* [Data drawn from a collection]

_ _ _ _ _

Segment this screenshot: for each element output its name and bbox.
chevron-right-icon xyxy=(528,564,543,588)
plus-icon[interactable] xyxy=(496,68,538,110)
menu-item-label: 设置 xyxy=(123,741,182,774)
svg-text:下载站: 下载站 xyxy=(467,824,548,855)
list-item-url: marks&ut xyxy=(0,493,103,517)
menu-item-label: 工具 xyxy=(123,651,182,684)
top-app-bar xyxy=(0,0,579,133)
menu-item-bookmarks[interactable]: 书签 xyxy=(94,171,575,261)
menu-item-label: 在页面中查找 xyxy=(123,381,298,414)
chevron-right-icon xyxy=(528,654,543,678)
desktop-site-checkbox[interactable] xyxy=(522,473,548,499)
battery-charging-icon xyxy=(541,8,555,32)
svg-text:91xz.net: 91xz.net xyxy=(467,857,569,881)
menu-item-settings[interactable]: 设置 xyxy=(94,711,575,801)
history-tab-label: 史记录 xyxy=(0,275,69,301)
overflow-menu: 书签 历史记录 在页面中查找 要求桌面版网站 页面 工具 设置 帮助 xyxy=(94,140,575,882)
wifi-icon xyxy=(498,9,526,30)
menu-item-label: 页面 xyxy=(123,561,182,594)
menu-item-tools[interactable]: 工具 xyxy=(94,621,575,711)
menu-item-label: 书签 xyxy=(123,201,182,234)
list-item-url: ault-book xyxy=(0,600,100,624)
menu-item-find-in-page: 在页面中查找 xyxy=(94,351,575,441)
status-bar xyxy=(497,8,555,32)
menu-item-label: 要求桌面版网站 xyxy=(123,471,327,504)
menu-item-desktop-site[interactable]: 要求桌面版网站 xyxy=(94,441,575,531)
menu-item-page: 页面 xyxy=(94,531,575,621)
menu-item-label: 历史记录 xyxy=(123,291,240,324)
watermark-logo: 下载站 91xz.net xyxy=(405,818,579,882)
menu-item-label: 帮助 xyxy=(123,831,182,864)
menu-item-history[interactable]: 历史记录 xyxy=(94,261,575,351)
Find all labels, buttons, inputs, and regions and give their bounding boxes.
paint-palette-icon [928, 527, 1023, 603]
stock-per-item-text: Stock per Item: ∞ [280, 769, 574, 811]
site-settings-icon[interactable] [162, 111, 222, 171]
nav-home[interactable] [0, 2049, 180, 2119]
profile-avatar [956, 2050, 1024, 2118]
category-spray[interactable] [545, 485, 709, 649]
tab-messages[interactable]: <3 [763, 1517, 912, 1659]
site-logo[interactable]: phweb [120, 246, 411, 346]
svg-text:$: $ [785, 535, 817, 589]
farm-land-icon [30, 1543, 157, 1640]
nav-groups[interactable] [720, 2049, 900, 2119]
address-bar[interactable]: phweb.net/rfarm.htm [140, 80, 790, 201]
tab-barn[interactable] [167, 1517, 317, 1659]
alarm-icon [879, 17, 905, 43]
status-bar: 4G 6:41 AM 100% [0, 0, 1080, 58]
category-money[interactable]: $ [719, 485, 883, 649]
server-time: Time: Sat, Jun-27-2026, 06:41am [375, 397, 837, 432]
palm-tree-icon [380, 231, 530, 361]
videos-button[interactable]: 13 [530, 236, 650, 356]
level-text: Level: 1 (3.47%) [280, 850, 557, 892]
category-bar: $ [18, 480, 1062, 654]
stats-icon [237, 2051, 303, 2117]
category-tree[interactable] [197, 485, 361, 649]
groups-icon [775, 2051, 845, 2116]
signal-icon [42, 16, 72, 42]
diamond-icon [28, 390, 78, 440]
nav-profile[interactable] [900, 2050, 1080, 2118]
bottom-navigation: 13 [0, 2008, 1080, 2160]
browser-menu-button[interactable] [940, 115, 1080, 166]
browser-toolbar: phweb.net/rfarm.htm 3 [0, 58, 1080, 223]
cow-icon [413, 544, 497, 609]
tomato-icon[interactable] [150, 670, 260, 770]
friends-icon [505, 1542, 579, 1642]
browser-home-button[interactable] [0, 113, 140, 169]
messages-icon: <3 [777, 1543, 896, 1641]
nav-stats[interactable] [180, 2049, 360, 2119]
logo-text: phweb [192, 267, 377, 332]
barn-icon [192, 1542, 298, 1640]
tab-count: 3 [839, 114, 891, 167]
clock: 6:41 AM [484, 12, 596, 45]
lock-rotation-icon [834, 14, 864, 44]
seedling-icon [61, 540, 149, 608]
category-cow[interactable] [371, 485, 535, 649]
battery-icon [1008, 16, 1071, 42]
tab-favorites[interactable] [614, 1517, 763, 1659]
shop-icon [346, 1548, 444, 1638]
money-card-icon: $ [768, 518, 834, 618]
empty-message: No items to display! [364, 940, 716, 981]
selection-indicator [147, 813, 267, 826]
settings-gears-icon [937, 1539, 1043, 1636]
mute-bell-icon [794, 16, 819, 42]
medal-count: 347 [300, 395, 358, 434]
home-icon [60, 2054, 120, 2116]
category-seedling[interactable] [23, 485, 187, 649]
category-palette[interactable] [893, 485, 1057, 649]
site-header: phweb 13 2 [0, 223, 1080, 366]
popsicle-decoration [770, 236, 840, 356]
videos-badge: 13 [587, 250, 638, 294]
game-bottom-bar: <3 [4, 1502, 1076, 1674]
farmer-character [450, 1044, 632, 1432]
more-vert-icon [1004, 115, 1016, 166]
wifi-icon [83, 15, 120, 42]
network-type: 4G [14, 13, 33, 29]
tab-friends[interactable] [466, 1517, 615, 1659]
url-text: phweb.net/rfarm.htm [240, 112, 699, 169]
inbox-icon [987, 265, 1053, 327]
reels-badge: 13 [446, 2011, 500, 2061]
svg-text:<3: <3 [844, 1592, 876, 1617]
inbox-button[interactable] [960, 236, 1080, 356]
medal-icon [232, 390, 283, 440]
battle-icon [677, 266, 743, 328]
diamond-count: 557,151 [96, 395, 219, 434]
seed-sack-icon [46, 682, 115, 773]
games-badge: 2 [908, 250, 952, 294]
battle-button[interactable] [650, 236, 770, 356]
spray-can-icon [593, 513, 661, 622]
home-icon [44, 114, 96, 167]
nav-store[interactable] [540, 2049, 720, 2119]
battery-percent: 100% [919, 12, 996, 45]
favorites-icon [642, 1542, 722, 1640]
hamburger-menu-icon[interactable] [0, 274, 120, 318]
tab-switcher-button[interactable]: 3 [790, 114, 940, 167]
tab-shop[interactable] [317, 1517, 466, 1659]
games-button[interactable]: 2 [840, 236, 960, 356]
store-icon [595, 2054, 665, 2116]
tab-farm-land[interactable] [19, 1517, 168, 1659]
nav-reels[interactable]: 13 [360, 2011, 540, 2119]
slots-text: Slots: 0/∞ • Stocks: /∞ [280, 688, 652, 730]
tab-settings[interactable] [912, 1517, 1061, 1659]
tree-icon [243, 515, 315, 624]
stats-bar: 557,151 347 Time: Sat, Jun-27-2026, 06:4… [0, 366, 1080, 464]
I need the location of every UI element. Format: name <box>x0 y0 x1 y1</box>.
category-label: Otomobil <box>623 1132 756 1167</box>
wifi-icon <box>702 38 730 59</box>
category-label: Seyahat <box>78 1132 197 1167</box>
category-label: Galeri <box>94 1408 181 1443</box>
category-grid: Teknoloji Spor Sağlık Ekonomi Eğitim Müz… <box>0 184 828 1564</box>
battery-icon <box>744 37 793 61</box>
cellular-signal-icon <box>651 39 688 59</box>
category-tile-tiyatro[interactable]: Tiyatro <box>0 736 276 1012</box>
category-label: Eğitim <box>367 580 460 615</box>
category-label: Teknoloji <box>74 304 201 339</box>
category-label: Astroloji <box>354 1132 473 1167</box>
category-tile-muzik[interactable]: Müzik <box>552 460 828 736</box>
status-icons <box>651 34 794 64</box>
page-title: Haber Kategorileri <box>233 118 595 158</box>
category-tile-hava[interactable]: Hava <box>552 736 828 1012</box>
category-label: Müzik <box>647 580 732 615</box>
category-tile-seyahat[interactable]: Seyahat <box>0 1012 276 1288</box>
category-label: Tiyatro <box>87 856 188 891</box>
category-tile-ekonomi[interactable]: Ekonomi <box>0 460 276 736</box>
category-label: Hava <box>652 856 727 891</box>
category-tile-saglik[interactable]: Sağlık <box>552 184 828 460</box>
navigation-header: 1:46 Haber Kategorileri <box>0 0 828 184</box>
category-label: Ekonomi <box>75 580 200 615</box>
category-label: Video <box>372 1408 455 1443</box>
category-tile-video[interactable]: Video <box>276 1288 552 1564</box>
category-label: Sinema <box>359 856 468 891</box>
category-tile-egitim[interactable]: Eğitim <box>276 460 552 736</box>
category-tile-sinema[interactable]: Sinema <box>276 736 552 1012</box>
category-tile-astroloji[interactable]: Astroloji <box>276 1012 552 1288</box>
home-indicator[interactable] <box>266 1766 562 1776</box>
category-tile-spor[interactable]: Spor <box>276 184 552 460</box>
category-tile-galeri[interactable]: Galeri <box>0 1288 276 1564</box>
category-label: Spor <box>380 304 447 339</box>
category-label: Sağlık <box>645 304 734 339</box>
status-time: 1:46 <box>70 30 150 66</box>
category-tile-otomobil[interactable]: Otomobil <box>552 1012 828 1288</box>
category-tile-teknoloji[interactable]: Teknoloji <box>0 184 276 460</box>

_ _ _ _ _

* [Brief]
Reproduce the data without any change, from its first line through the line that contains "menu-item-label: 页面 xyxy=(123,561,182,594)", with that line included.

* [The response]
Segment this screenshot: for each element output its name and bbox.
chevron-right-icon xyxy=(528,564,543,588)
plus-icon[interactable] xyxy=(496,68,538,110)
menu-item-label: 设置 xyxy=(123,741,182,774)
svg-text:下载站: 下载站 xyxy=(467,824,548,855)
list-item-url: marks&ut xyxy=(0,493,103,517)
menu-item-label: 工具 xyxy=(123,651,182,684)
top-app-bar xyxy=(0,0,579,133)
menu-item-bookmarks[interactable]: 书签 xyxy=(94,171,575,261)
menu-item-label: 在页面中查找 xyxy=(123,381,298,414)
chevron-right-icon xyxy=(528,654,543,678)
desktop-site-checkbox[interactable] xyxy=(522,473,548,499)
battery-charging-icon xyxy=(541,8,555,32)
svg-text:91xz.net: 91xz.net xyxy=(467,857,569,881)
menu-item-settings[interactable]: 设置 xyxy=(94,711,575,801)
history-tab-label: 史记录 xyxy=(0,275,69,301)
overflow-menu: 书签 历史记录 在页面中查找 要求桌面版网站 页面 工具 设置 帮助 xyxy=(94,140,575,882)
wifi-icon xyxy=(498,9,526,30)
menu-item-label: 页面 xyxy=(123,561,182,594)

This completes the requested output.